═════ EXERCISE DATA ═════

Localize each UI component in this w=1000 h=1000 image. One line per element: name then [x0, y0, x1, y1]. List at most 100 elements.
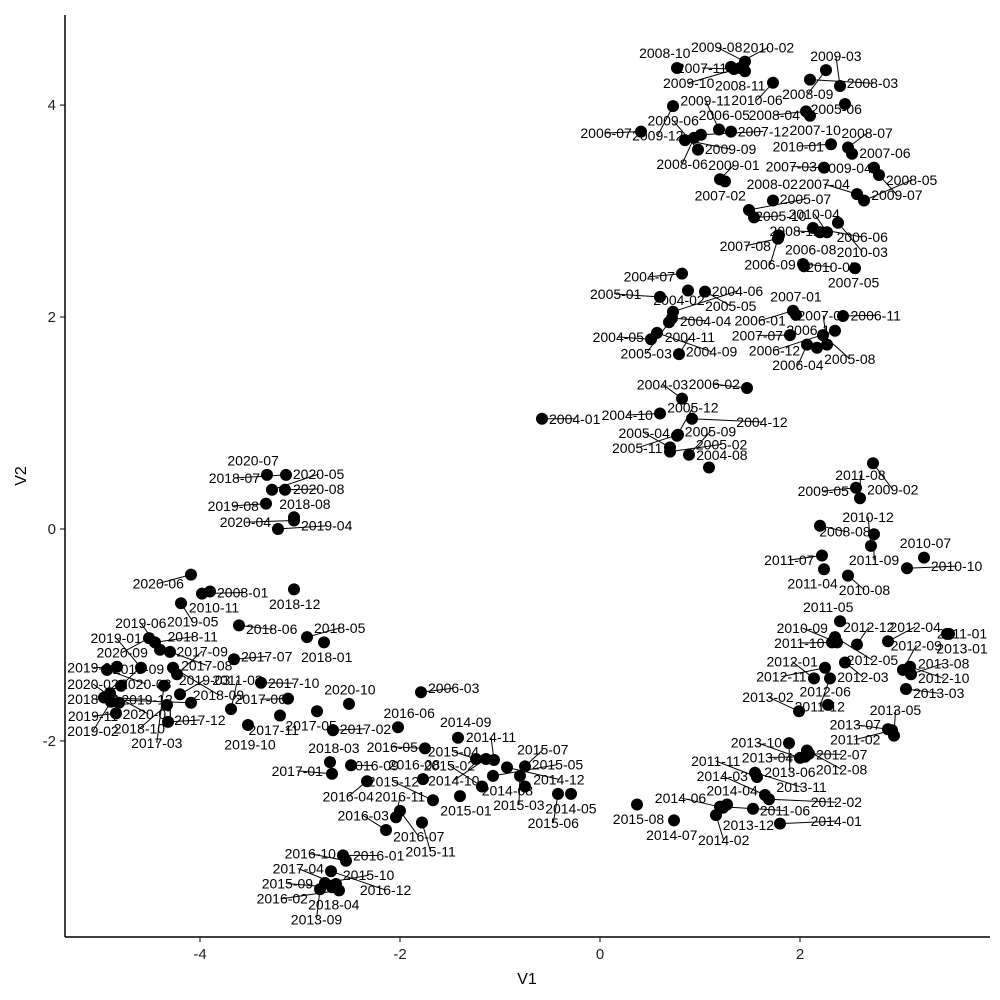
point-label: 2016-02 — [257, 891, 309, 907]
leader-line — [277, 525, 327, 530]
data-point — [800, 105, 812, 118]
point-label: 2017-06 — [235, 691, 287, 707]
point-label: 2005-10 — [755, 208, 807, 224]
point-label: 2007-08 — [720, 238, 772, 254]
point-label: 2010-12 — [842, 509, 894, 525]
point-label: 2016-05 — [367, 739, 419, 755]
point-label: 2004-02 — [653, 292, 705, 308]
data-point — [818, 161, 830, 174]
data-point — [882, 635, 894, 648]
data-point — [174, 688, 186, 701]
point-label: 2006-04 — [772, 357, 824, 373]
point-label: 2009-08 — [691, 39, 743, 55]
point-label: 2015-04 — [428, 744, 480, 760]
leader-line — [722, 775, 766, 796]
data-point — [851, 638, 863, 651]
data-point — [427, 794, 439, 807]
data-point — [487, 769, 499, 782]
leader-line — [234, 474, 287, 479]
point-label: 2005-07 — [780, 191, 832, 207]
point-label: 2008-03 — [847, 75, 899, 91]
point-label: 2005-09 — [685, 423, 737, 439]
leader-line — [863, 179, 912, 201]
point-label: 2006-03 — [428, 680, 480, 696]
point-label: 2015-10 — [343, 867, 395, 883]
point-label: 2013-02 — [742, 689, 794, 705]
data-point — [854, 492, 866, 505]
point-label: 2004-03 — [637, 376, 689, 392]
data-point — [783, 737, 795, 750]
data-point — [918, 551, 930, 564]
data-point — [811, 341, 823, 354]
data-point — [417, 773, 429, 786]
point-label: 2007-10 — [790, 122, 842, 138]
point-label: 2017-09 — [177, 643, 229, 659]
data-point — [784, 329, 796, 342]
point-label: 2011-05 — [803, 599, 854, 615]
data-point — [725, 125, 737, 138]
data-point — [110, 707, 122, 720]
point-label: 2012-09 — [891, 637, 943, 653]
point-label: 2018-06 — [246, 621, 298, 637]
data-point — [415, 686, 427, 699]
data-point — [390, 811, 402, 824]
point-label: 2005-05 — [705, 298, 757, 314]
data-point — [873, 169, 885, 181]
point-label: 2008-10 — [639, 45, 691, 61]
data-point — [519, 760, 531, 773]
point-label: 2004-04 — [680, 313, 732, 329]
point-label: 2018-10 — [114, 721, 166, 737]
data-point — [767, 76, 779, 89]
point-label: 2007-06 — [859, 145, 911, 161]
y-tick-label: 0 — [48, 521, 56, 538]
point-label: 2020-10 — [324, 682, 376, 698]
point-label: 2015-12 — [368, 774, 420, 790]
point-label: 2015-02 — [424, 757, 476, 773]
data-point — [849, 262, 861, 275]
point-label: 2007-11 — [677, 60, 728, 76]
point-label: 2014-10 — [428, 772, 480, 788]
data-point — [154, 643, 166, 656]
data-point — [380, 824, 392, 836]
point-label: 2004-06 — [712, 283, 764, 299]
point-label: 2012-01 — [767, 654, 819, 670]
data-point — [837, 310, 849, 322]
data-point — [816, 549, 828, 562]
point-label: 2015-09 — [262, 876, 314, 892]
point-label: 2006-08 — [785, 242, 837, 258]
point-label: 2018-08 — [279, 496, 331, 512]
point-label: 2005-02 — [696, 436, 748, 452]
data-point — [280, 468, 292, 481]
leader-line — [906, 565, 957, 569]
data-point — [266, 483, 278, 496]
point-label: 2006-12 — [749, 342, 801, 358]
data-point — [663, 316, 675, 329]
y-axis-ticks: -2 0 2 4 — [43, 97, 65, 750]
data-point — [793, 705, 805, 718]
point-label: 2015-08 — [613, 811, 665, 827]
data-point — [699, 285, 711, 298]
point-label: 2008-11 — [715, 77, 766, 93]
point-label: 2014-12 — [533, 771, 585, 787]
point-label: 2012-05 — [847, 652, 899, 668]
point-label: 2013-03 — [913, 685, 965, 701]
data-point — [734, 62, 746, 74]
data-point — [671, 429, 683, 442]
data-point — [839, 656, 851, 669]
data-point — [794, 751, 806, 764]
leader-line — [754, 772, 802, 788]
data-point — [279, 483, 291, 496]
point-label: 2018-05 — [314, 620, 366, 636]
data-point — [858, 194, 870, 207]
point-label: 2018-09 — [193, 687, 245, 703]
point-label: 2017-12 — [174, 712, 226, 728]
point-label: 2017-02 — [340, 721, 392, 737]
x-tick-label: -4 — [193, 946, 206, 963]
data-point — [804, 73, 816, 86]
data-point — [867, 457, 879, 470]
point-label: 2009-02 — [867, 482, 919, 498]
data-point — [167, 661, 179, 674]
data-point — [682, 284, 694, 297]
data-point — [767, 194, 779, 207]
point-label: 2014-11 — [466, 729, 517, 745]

═════
═════ EXERCISE DATA ═════

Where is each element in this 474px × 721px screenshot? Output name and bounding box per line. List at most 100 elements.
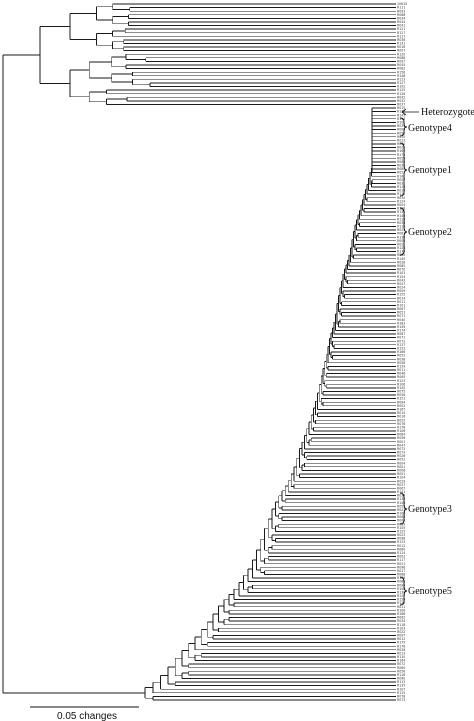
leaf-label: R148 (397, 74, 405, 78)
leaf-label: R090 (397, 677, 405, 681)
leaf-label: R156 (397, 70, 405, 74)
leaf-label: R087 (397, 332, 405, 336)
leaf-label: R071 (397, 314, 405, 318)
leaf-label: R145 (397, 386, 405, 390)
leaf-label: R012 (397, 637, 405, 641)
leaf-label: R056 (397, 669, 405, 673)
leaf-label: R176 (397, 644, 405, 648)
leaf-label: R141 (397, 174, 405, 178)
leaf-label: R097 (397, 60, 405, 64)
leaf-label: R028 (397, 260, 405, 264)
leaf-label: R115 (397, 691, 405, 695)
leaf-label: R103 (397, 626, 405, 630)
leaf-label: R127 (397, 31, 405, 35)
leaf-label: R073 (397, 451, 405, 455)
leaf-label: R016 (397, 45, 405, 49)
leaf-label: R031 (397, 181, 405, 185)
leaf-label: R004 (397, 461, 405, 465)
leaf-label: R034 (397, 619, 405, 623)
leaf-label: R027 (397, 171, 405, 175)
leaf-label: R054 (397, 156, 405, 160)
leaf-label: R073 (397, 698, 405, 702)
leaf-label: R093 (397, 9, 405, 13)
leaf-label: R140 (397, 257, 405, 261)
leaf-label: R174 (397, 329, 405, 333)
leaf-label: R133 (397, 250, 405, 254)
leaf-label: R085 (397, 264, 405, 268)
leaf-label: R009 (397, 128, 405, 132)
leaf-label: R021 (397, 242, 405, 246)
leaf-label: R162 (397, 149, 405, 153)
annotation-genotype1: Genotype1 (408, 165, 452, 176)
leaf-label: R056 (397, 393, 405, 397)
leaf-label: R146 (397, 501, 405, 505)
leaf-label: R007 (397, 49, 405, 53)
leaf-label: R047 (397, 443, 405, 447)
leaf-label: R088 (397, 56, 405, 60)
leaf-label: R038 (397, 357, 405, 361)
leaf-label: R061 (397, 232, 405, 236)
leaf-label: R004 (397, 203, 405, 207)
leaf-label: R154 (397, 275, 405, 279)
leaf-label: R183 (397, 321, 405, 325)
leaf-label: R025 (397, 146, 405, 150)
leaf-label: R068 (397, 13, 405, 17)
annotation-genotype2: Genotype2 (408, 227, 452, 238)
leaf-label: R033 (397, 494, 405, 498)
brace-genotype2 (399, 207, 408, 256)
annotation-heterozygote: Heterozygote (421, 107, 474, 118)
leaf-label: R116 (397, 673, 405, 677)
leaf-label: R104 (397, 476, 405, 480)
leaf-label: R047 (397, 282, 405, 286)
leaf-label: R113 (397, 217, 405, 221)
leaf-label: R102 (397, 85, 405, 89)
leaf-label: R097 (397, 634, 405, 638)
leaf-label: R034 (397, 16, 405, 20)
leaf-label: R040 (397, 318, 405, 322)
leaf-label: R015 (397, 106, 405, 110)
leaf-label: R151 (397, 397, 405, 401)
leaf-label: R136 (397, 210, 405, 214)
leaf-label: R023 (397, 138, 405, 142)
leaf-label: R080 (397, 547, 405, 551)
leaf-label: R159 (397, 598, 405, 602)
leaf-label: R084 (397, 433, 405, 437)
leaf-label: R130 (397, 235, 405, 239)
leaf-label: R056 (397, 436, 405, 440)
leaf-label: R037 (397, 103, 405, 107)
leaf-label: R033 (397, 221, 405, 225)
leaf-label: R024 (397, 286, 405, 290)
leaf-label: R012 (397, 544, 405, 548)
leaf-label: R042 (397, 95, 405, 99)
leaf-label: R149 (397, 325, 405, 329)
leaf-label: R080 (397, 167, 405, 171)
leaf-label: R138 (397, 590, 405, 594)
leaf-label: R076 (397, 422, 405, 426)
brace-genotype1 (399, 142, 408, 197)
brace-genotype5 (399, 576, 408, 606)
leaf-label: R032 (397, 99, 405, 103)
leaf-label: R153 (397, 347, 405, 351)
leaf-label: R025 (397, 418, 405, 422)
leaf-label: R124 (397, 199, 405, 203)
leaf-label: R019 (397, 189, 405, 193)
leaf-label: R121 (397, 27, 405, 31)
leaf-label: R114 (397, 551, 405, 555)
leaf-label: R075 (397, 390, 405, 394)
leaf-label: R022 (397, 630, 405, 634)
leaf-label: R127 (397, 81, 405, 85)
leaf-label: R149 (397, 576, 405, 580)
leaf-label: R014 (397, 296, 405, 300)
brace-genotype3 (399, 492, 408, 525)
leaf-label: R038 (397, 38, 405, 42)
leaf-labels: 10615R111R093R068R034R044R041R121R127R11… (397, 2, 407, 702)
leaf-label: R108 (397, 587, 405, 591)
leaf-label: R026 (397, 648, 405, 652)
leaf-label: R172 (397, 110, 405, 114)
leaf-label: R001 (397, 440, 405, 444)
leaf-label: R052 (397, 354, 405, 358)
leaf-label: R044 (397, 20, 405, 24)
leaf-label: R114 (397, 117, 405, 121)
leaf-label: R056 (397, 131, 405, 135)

═════
═════ EXERCISE DATA ═════

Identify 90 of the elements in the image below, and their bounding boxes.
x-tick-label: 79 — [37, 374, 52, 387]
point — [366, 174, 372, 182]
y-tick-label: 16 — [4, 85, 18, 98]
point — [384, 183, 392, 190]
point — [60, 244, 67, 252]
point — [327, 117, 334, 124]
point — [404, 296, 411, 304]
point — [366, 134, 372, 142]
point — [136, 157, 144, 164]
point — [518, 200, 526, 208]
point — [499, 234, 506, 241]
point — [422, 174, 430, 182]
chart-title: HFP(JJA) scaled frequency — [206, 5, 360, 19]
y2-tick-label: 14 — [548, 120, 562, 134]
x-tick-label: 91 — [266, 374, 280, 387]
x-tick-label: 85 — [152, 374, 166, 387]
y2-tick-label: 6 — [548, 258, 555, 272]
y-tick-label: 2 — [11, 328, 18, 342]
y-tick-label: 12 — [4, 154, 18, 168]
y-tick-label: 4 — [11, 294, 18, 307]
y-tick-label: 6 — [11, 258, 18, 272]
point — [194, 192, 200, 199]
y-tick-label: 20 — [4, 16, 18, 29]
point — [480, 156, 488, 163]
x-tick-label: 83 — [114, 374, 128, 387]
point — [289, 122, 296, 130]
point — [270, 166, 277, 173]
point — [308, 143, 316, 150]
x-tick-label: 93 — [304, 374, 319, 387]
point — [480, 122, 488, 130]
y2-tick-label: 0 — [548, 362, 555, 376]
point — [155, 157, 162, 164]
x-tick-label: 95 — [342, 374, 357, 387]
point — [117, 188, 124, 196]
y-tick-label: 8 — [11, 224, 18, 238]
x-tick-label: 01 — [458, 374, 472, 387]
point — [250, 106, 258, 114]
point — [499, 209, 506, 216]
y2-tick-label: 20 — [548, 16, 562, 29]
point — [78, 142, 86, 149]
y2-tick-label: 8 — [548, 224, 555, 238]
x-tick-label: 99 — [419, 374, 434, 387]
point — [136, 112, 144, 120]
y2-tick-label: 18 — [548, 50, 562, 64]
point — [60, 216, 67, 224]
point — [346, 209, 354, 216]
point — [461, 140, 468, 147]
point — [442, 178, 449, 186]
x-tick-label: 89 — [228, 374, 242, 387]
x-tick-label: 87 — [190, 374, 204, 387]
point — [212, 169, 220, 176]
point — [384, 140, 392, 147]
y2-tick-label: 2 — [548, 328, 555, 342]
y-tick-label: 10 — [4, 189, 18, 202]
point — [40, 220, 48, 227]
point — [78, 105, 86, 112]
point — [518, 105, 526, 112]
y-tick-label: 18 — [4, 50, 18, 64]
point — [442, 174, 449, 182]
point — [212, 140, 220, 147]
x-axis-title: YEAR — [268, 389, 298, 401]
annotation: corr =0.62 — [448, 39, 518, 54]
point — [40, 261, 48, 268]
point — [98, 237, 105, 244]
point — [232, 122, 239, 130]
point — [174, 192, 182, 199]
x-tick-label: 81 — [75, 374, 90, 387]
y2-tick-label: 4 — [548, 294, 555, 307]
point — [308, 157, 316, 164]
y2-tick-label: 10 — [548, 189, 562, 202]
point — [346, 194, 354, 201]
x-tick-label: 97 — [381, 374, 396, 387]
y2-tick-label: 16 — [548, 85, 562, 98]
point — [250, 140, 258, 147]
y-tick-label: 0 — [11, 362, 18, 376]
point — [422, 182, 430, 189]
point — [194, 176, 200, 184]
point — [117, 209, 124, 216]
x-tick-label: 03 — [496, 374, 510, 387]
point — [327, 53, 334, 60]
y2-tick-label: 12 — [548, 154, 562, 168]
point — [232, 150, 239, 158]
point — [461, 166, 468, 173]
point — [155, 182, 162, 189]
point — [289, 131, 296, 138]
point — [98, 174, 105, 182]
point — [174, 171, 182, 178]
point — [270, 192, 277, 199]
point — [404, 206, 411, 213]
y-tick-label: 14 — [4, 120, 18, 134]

═════

_TASK DESCRIPTION:_
Output the lines of the data unchanged, starting at the line that contains "leaf-label: R148 (397, 74, 405, 78)" and ending after the line that contains "leaf-label: R103 (397, 626, 405, 630)".

_RESULT FOR THIS EXERCISE:_
leaf-label: R148 (397, 74, 405, 78)
leaf-label: R090 (397, 677, 405, 681)
leaf-label: R156 (397, 70, 405, 74)
leaf-label: R087 (397, 332, 405, 336)
leaf-label: R071 (397, 314, 405, 318)
leaf-label: R145 (397, 386, 405, 390)
leaf-label: R012 (397, 637, 405, 641)
leaf-label: R056 (397, 669, 405, 673)
leaf-label: R176 (397, 644, 405, 648)
leaf-label: R141 (397, 174, 405, 178)
leaf-label: R097 (397, 60, 405, 64)
leaf-label: R028 (397, 260, 405, 264)
leaf-label: R115 (397, 691, 405, 695)
leaf-label: R103 (397, 626, 405, 630)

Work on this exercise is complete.